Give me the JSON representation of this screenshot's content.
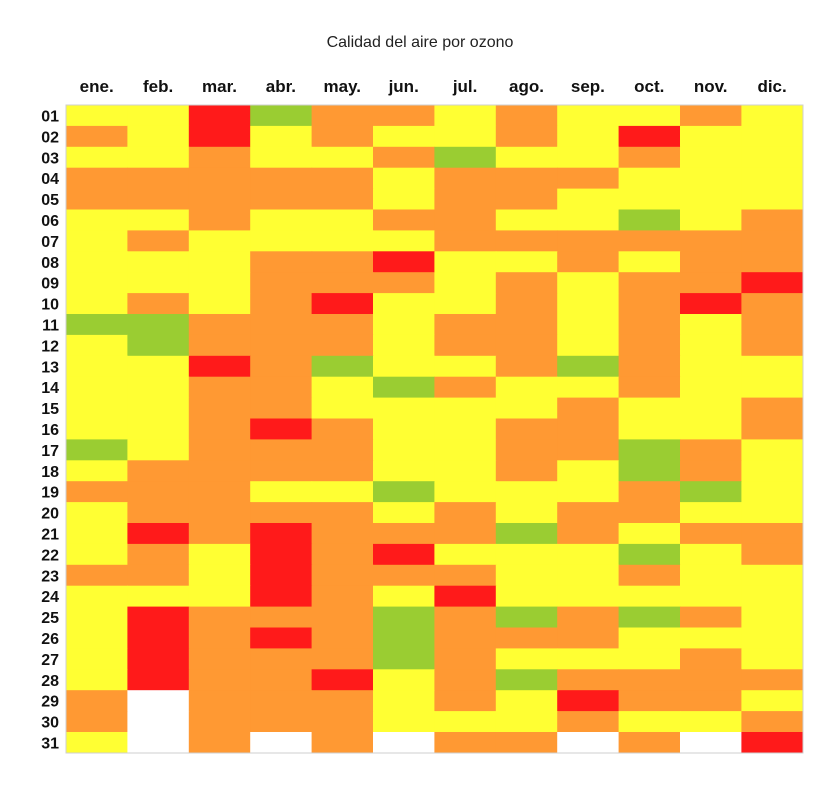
{
  "colors": {
    "verde": "#9acd32",
    "amarillo": "#ffff33",
    "naranja": "#ff9933",
    "rojo": "#ff1a1a",
    "vacio": "#ffffff"
  },
  "chart_data": {
    "type": "heatmap",
    "title": "Calidad del aire por ozono",
    "months": [
      "ene.",
      "feb.",
      "mar.",
      "abr.",
      "may.",
      "jun.",
      "jul.",
      "ago.",
      "sep.",
      "oct.",
      "nov.",
      "dic."
    ],
    "days": [
      "01",
      "02",
      "03",
      "04",
      "05",
      "06",
      "07",
      "08",
      "09",
      "10",
      "11",
      "12",
      "13",
      "14",
      "15",
      "16",
      "17",
      "18",
      "19",
      "20",
      "21",
      "22",
      "23",
      "24",
      "25",
      "26",
      "27",
      "28",
      "29",
      "30",
      "31"
    ],
    "legend_codes": {
      "G": "verde",
      "Y": "amarillo",
      "O": "naranja",
      "R": "rojo",
      "-": "vacio"
    },
    "grid": [
      [
        "Y",
        "Y",
        "R",
        "G",
        "O",
        "O",
        "Y",
        "O",
        "Y",
        "Y",
        "O",
        "Y"
      ],
      [
        "O",
        "Y",
        "R",
        "Y",
        "O",
        "Y",
        "Y",
        "O",
        "Y",
        "R",
        "Y",
        "Y"
      ],
      [
        "Y",
        "Y",
        "O",
        "Y",
        "Y",
        "O",
        "G",
        "Y",
        "Y",
        "O",
        "Y",
        "Y"
      ],
      [
        "O",
        "O",
        "O",
        "O",
        "O",
        "Y",
        "O",
        "O",
        "O",
        "Y",
        "Y",
        "Y"
      ],
      [
        "O",
        "O",
        "O",
        "O",
        "O",
        "Y",
        "O",
        "O",
        "Y",
        "Y",
        "Y",
        "Y"
      ],
      [
        "Y",
        "Y",
        "O",
        "Y",
        "Y",
        "O",
        "O",
        "Y",
        "Y",
        "G",
        "Y",
        "O"
      ],
      [
        "Y",
        "O",
        "Y",
        "Y",
        "Y",
        "Y",
        "O",
        "O",
        "O",
        "O",
        "O",
        "O"
      ],
      [
        "Y",
        "Y",
        "Y",
        "O",
        "O",
        "R",
        "Y",
        "Y",
        "O",
        "Y",
        "O",
        "O"
      ],
      [
        "Y",
        "Y",
        "Y",
        "O",
        "O",
        "O",
        "Y",
        "O",
        "Y",
        "O",
        "O",
        "R"
      ],
      [
        "Y",
        "O",
        "Y",
        "O",
        "R",
        "Y",
        "Y",
        "O",
        "Y",
        "O",
        "R",
        "O"
      ],
      [
        "G",
        "G",
        "O",
        "O",
        "O",
        "Y",
        "O",
        "O",
        "Y",
        "O",
        "Y",
        "O"
      ],
      [
        "Y",
        "G",
        "O",
        "O",
        "O",
        "Y",
        "O",
        "O",
        "Y",
        "O",
        "Y",
        "O"
      ],
      [
        "Y",
        "Y",
        "R",
        "O",
        "G",
        "Y",
        "Y",
        "O",
        "G",
        "O",
        "Y",
        "Y"
      ],
      [
        "Y",
        "Y",
        "O",
        "O",
        "Y",
        "G",
        "O",
        "Y",
        "Y",
        "O",
        "Y",
        "Y"
      ],
      [
        "Y",
        "Y",
        "O",
        "O",
        "Y",
        "Y",
        "Y",
        "Y",
        "O",
        "Y",
        "Y",
        "O"
      ],
      [
        "Y",
        "Y",
        "O",
        "R",
        "O",
        "Y",
        "Y",
        "O",
        "O",
        "Y",
        "Y",
        "O"
      ],
      [
        "G",
        "Y",
        "O",
        "O",
        "O",
        "Y",
        "Y",
        "O",
        "O",
        "G",
        "O",
        "Y"
      ],
      [
        "Y",
        "O",
        "O",
        "O",
        "O",
        "Y",
        "Y",
        "O",
        "Y",
        "G",
        "O",
        "Y"
      ],
      [
        "O",
        "O",
        "O",
        "Y",
        "Y",
        "G",
        "Y",
        "Y",
        "Y",
        "O",
        "G",
        "Y"
      ],
      [
        "Y",
        "O",
        "O",
        "O",
        "O",
        "Y",
        "O",
        "Y",
        "O",
        "O",
        "Y",
        "Y"
      ],
      [
        "Y",
        "R",
        "O",
        "R",
        "O",
        "O",
        "O",
        "G",
        "O",
        "Y",
        "O",
        "O"
      ],
      [
        "Y",
        "O",
        "Y",
        "R",
        "O",
        "R",
        "Y",
        "Y",
        "Y",
        "G",
        "Y",
        "O"
      ],
      [
        "O",
        "O",
        "Y",
        "R",
        "O",
        "O",
        "O",
        "Y",
        "Y",
        "O",
        "Y",
        "Y"
      ],
      [
        "Y",
        "Y",
        "Y",
        "R",
        "O",
        "Y",
        "R",
        "Y",
        "Y",
        "Y",
        "Y",
        "Y"
      ],
      [
        "Y",
        "R",
        "O",
        "O",
        "O",
        "G",
        "O",
        "G",
        "O",
        "G",
        "O",
        "Y"
      ],
      [
        "Y",
        "R",
        "O",
        "R",
        "O",
        "G",
        "O",
        "O",
        "O",
        "Y",
        "Y",
        "Y"
      ],
      [
        "Y",
        "R",
        "O",
        "O",
        "O",
        "G",
        "O",
        "Y",
        "Y",
        "Y",
        "O",
        "Y"
      ],
      [
        "Y",
        "R",
        "O",
        "O",
        "R",
        "Y",
        "O",
        "G",
        "O",
        "O",
        "O",
        "O"
      ],
      [
        "O",
        "-",
        "O",
        "O",
        "O",
        "Y",
        "O",
        "Y",
        "R",
        "O",
        "O",
        "Y"
      ],
      [
        "O",
        "-",
        "O",
        "O",
        "O",
        "Y",
        "Y",
        "Y",
        "O",
        "Y",
        "Y",
        "O"
      ],
      [
        "Y",
        "-",
        "O",
        "-",
        "O",
        "-",
        "O",
        "O",
        "-",
        "O",
        "-",
        "R"
      ]
    ]
  }
}
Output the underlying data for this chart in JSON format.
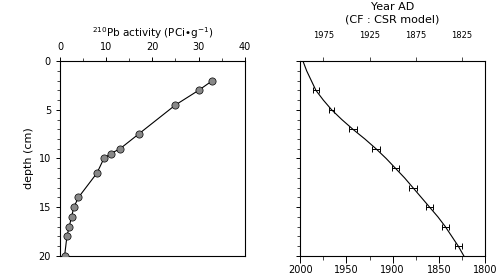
{
  "left_title": "$^{210}$Pb activity (PCi•g$^{-1}$)",
  "right_title": "Year AD\n(CF : CSR model)",
  "ylabel": "depth (cm)",
  "pb_depth": [
    2,
    3,
    4.5,
    7.5,
    9,
    9.5,
    10,
    11.5,
    14,
    15,
    16,
    17,
    18,
    20
  ],
  "pb_activity": [
    33,
    30,
    25,
    17,
    13,
    11,
    9.5,
    8,
    4,
    3,
    2.5,
    2,
    1.5,
    1
  ],
  "pb_xlim": [
    0,
    40
  ],
  "pb_xticks": [
    0,
    10,
    20,
    30,
    40
  ],
  "depth_ylim": [
    20,
    0
  ],
  "depth_yticks": [
    0,
    5,
    10,
    15,
    20
  ],
  "marker_color": "#888888",
  "marker_size": 7,
  "age_curve_depth": [
    0,
    1,
    2,
    3,
    4,
    5,
    6,
    7,
    8,
    9,
    10,
    11,
    12,
    13,
    14,
    15,
    16,
    17,
    18,
    19,
    20
  ],
  "age_curve_year": [
    1997,
    1993,
    1988,
    1983,
    1975,
    1966,
    1955,
    1943,
    1930,
    1918,
    1907,
    1897,
    1887,
    1878,
    1869,
    1860,
    1851,
    1843,
    1836,
    1829,
    1823
  ],
  "age_points_depth": [
    3,
    5,
    7,
    9,
    11,
    13,
    15,
    17,
    19
  ],
  "age_points_year": [
    1983,
    1966,
    1943,
    1918,
    1897,
    1878,
    1860,
    1843,
    1829
  ],
  "age_xerr": [
    3,
    3,
    4,
    4,
    4,
    4,
    4,
    4,
    4
  ],
  "age_xlim": [
    2000,
    1800
  ],
  "age_xticks_outer": [
    2000,
    1950,
    1900,
    1850,
    1800
  ],
  "age_xticks_inner": [
    1975,
    1925,
    1875,
    1825
  ],
  "line_color": "#000000",
  "bg_color": "#ffffff"
}
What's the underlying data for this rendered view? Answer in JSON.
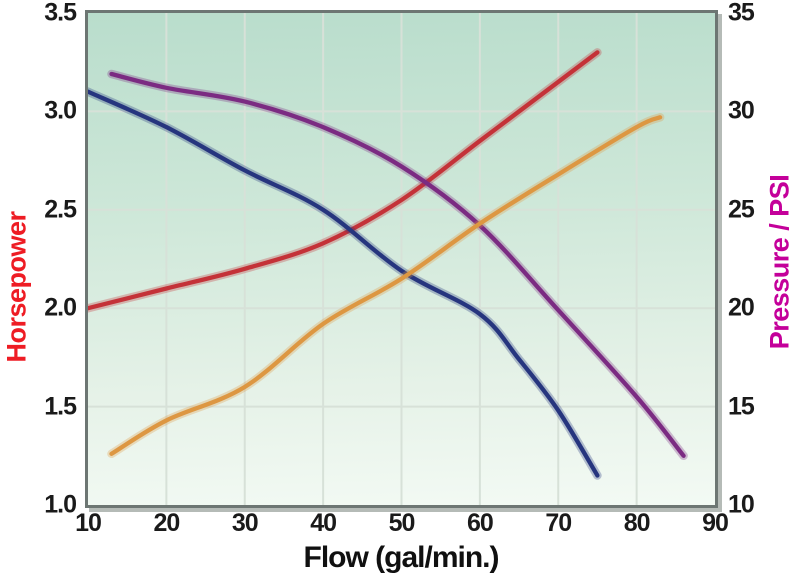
{
  "chart_data": {
    "type": "line",
    "title": "",
    "legend": "none",
    "grid": true,
    "gridline_color": "#d7e1d8",
    "plot_background_top": "#b9ddcc",
    "plot_background_bottom": "#f3faf4",
    "border_color": "#6d7673",
    "x_axis": {
      "label": "Flow (gal/min.)",
      "min": 10,
      "max": 90,
      "ticks": [
        "10",
        "20",
        "30",
        "40",
        "50",
        "60",
        "70",
        "80",
        "90"
      ]
    },
    "y_axis_left": {
      "label": "Horsepower",
      "color": "#ee1c24",
      "min": 1.0,
      "max": 3.5,
      "ticks": [
        "1.0",
        "1.5",
        "2.0",
        "2.5",
        "3.0",
        "3.5"
      ]
    },
    "y_axis_right": {
      "label": "Pressure / PSI",
      "color": "#c4009a",
      "min": 10,
      "max": 35,
      "ticks": [
        "10",
        "15",
        "20",
        "25",
        "30",
        "35"
      ]
    },
    "series": [
      {
        "name": "horsepower-red-curve",
        "axis": "left",
        "color": "#c43238",
        "points": [
          [
            10,
            2.0
          ],
          [
            20,
            2.1
          ],
          [
            30,
            2.2
          ],
          [
            40,
            2.33
          ],
          [
            50,
            2.55
          ],
          [
            60,
            2.85
          ],
          [
            70,
            3.15
          ],
          [
            75,
            3.3
          ]
        ]
      },
      {
        "name": "blue-curve",
        "axis": "left",
        "color": "#26357e",
        "points": [
          [
            10,
            3.1
          ],
          [
            20,
            2.92
          ],
          [
            30,
            2.7
          ],
          [
            40,
            2.5
          ],
          [
            50,
            2.19
          ],
          [
            60,
            1.97
          ],
          [
            65,
            1.74
          ],
          [
            70,
            1.48
          ],
          [
            75,
            1.15
          ]
        ]
      },
      {
        "name": "pressure-purple-curve",
        "axis": "right",
        "color": "#7b2b82",
        "points": [
          [
            13,
            31.9
          ],
          [
            20,
            31.2
          ],
          [
            30,
            30.5
          ],
          [
            40,
            29.2
          ],
          [
            50,
            27.2
          ],
          [
            60,
            24.2
          ],
          [
            70,
            19.9
          ],
          [
            80,
            15.5
          ],
          [
            86,
            12.5
          ]
        ]
      },
      {
        "name": "orange-curve",
        "axis": "right",
        "color": "#dd9742",
        "points": [
          [
            13,
            12.6
          ],
          [
            20,
            14.3
          ],
          [
            30,
            16.0
          ],
          [
            40,
            19.2
          ],
          [
            50,
            21.5
          ],
          [
            60,
            24.3
          ],
          [
            70,
            26.8
          ],
          [
            80,
            29.2
          ],
          [
            83,
            29.7
          ]
        ]
      }
    ]
  }
}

****************************************

Check every line of the records above for the string "JSON" and say how many contain it, giving the number alone.

3